◆ **Directive**: Can you output the records below exactly as they are written?

◆ **Records supplied**:
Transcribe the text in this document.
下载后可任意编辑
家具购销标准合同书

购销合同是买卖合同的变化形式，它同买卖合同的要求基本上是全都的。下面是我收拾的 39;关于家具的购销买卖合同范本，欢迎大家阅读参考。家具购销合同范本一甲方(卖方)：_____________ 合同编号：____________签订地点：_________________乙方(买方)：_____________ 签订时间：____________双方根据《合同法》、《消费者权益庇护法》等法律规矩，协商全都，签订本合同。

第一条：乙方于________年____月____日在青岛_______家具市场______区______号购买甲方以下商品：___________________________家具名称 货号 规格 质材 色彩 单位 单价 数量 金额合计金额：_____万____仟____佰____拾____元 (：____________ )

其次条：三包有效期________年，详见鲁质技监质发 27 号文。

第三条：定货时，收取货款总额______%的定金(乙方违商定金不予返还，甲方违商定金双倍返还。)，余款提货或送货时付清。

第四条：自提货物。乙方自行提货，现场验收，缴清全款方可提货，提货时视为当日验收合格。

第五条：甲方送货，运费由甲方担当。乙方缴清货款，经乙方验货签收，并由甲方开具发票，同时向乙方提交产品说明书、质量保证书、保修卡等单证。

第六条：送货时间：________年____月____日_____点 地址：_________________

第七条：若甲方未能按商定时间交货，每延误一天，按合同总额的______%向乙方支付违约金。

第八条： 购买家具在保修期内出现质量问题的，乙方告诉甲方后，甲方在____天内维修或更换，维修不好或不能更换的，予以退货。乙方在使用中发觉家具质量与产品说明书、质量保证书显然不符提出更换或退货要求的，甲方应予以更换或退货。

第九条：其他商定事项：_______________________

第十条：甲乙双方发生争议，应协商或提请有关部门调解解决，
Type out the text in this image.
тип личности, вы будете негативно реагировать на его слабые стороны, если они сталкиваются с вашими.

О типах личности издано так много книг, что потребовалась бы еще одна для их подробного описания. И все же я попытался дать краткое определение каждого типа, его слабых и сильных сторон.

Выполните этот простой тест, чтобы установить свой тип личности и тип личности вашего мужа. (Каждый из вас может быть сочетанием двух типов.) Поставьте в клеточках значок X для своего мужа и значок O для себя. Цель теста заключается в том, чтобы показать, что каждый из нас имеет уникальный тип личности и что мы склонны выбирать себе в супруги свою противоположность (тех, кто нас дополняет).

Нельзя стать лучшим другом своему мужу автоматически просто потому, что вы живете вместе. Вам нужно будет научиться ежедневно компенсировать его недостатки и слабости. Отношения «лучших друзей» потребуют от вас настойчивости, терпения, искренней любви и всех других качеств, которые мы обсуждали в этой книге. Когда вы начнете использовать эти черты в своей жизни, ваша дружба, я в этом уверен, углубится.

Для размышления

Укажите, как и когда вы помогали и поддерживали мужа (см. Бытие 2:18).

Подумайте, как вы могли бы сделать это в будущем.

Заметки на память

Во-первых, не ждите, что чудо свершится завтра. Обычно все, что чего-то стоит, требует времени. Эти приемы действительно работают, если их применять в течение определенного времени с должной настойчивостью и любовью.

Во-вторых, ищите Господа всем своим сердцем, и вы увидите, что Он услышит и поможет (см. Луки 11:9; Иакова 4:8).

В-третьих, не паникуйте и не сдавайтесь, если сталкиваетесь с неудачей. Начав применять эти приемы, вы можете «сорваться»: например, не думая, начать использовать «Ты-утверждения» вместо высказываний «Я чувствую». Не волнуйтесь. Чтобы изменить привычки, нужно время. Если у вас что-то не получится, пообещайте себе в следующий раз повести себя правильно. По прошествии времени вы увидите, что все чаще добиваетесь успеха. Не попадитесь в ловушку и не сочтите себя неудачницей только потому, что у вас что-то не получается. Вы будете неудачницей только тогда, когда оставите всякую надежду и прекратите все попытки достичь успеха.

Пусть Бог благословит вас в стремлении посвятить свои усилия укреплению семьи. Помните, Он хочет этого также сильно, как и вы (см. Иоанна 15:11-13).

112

◆ **Written response**:
Transcribe the text in this document.
下载后可任意编辑
家具购销标准合同书

购销合同是买卖合同的变化形式，它同买卖合同的要求基本上是全都的。下面是我收拾的 39;关于家具的购销买卖合同范本，欢迎大家阅读参考。家具购销合同范本一甲方(卖方)：_____________ 合同编号：____________签订地点：_________________乙方(买方)：_____________ 签订时间：____________双方根据《合同法》、《消费者权益庇护法》等法律规矩，协商全都，签订本合同。

第一条：乙方于________年____月____日在青岛_______家具市场______区______号购买甲方以下商品：___________________________家具名称 货号 规格 质材 色彩 单位 单价 数量 金额合计金额：_____万____仟____佰____拾____元 (：____________ )

其次条：三包有效期________年，详见鲁质技监质发 27 号文。

第三条：定货时，收取货款总额______%的定金(乙方违商定金不予返还，甲方违商定金双倍返还。)，余款提货或送货时付清。

第四条：自提货物。乙方自行提货，现场验收，缴清全款方可提货，提货时视为当日验收合格。

第五条：甲方送货，运费由甲方担当。乙方缴清货款，经乙方验货签收，并由甲方开具发票，同时向乙方提交产品说明书、质量保证书、保修卡等单证。

第六条：送货时间：________年____月____日_____点 地址：_________________

第七条：若甲方未能按商定时间交货，每延误一天，按合同总额的______%向乙方支付违约金。

第八条： 购买家具在保修期内出现质量问题的，乙方告诉甲方后，甲方在____天内维修或更换，维修不好或不能更换的，予以退货。乙方在使用中发觉家具质量与产品说明书、质量保证书显然不符提出更换或退货要求的，甲方应予以更换或退货。

第九条：其他商定事项：_______________________

第十条：甲乙双方发生争议，应协商或提请有关部门调解解决，
Type out the text in this image.
тип личности, вы будете негативно реагировать на его слабые стороны, если они сталкиваются с вашими.

О типах личности издано так много книг, что потребовалась бы еще одна для их подробного описания. И все же я попытался дать краткое определение каждого типа, его слабых и сильных сторон.

Выполните этот простой тест, чтобы установить свой тип личности и тип личности вашего мужа. (Каждый из вас может быть сочетанием двух типов.) Поставьте в клеточках значок X для своего мужа и значок O для себя. Цель теста заключается в том, чтобы показать, что каждый из нас имеет уникальный тип личности и что мы склонны выбирать себе в супруги свою противоположность (тех, кто нас дополняет).

Нельзя стать лучшим другом своему мужу автоматически просто потому, что вы живете вместе. Вам нужно будет научиться ежедневно компенсировать его недостатки и слабости. Отношения «лучших друзей» потребуют от вас настойчивости, терпения, искренней любви и всех других качеств, которые мы обсуждали в этой книге. Когда вы начнете использовать эти черты в своей жизни, ваша дружба, я в этом уверен, углубится.

Для размышления

Укажите, как и когда вы помогали и поддерживали мужа (см. Бытие 2:18).

Подумайте, как вы могли бы сделать это в будущем.

Заметки на память

Во-первых, не ждите, что чудо свершится завтра. Обычно все, что чего-то стоит, требует времени. Эти приемы действительно работают, если их применять в течение определенного времени с должной настойчивостью и любовью.

Во-вторых, ищите Господа всем своим сердцем, и вы увидите, что Он услышит и поможет (см. Луки 11:9; Иакова 4:8).

В-третьих, не паникуйте и не сдавайтесь, если сталкиваетесь с неудачей. Начав применять эти приемы, вы можете «сорваться»: например, не думая, начать использовать «Ты-утверждения» вместо высказываний «Я чувствую». Не волнуйтесь. Чтобы изменить привычки, нужно время. Если у вас что-то не получится, пообещайте себе в следующий раз повести себя правильно. По прошествии времени вы увидите, что все чаще добиваетесь успеха. Не попадитесь в ловушку и не сочтите себя неудачницей только потому, что у вас что-то не получается. Вы будете неудачницей только тогда, когда оставите всякую надежду и прекратите все попытки достичь успеха.

Пусть Бог благословит вас в стремлении посвятить свои усилия укреплению семьи. Помните, Он хочет этого также сильно, как и вы (см. Иоанна 15:11-13).

112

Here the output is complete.